***** ENTRIES PROVIDED *****
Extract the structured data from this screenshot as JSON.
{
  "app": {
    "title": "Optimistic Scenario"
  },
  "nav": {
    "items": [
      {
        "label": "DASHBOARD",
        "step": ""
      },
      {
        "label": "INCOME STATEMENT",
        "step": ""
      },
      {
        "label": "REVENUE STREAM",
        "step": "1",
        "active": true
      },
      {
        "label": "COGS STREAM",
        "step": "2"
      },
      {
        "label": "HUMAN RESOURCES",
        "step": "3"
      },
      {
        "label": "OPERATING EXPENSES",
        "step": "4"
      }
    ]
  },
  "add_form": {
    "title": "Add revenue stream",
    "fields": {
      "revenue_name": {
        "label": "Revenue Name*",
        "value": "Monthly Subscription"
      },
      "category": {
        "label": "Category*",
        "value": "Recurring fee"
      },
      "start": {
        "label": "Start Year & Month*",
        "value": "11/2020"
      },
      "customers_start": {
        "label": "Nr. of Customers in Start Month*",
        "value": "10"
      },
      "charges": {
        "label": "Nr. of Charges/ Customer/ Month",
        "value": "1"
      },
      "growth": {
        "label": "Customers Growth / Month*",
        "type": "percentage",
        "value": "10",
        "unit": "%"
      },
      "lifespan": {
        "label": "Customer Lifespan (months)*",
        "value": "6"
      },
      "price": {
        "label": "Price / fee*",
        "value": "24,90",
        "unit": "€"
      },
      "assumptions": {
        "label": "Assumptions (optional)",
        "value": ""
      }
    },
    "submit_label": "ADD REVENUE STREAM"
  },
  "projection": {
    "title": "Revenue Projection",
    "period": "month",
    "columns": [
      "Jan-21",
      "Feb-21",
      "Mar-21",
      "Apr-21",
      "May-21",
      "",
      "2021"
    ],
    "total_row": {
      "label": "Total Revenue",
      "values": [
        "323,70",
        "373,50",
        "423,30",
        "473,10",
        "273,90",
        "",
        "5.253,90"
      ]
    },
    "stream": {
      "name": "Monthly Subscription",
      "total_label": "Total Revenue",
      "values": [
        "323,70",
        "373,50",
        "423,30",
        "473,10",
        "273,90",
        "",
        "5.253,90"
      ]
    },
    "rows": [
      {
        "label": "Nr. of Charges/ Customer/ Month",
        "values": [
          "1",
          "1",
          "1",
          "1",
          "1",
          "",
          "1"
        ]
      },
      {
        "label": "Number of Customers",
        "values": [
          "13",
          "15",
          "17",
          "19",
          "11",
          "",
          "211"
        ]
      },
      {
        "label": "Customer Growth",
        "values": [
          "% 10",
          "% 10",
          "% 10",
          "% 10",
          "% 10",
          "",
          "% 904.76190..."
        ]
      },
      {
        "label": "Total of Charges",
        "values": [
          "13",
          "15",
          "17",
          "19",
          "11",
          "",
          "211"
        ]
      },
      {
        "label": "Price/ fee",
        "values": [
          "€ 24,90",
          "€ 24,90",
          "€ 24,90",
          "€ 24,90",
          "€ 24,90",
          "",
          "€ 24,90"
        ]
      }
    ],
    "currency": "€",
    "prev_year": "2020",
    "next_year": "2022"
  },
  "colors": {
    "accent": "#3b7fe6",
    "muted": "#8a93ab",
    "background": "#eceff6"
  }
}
*****
***** ENTRIES PROVIDED *****
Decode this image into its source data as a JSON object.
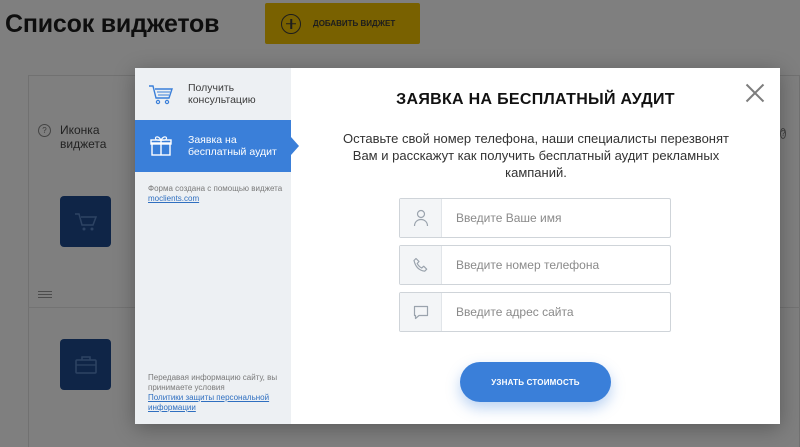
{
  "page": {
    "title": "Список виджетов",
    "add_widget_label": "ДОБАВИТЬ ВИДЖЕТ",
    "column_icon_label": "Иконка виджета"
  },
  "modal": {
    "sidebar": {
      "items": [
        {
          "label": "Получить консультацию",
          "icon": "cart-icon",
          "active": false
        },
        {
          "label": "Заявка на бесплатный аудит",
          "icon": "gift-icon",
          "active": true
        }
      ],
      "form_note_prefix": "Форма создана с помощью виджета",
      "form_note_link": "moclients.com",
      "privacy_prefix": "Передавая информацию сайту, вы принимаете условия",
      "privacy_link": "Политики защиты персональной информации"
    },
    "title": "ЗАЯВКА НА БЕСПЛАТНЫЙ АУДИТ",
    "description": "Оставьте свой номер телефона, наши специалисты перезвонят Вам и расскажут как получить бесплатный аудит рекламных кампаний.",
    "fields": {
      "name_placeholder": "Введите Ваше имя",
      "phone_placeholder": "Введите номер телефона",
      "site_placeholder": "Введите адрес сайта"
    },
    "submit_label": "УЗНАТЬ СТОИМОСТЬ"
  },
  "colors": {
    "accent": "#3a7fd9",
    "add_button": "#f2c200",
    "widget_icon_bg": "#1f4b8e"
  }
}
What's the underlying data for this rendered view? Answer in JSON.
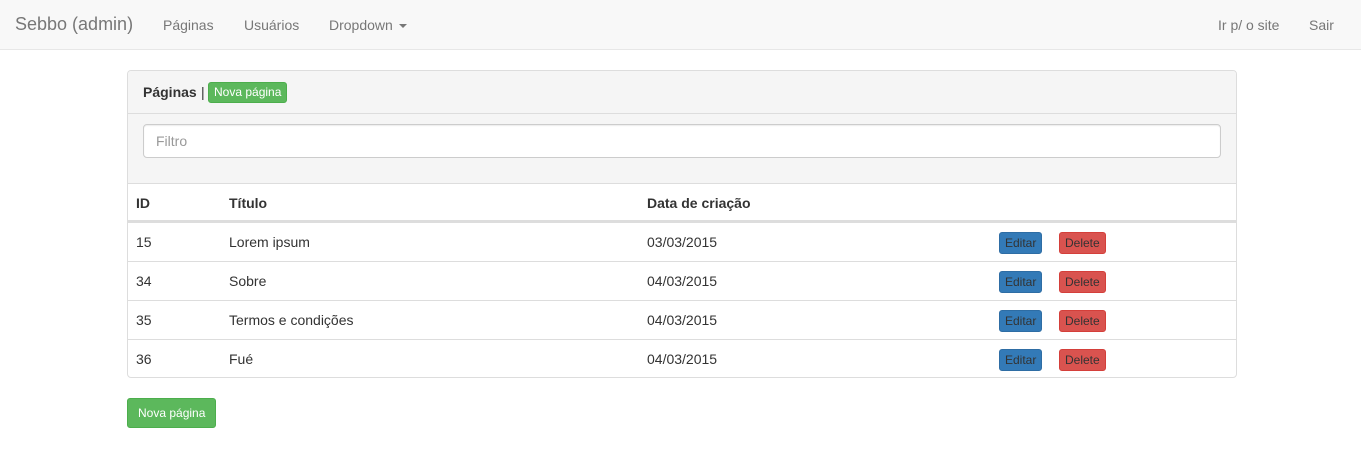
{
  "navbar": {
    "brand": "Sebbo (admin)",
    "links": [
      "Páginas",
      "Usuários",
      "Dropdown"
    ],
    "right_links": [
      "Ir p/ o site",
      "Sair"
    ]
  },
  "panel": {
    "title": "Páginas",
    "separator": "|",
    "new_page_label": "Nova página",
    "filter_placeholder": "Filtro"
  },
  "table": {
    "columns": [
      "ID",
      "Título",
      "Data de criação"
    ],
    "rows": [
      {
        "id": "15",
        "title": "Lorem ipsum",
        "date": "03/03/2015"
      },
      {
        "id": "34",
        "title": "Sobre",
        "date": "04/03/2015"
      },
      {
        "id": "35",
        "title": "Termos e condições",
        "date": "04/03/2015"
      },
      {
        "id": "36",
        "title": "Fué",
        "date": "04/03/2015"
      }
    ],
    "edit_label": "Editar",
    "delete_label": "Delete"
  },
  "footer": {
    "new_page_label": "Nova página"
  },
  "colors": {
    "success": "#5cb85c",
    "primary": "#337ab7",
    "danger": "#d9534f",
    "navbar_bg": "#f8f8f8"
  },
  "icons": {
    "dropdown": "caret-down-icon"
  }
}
*****
WHAT TO PRODUCE:
Which lines hold the word "номер"? Copy every one of them.

EXERCISE ANSWER:
    "description": "Оставьте свой номер телефона, наши специалисты перезвонят Вам и расскажут как получить бесплатный аудит рекламных кампаний.",
      "phone_placeholder": "Введите номер телефона",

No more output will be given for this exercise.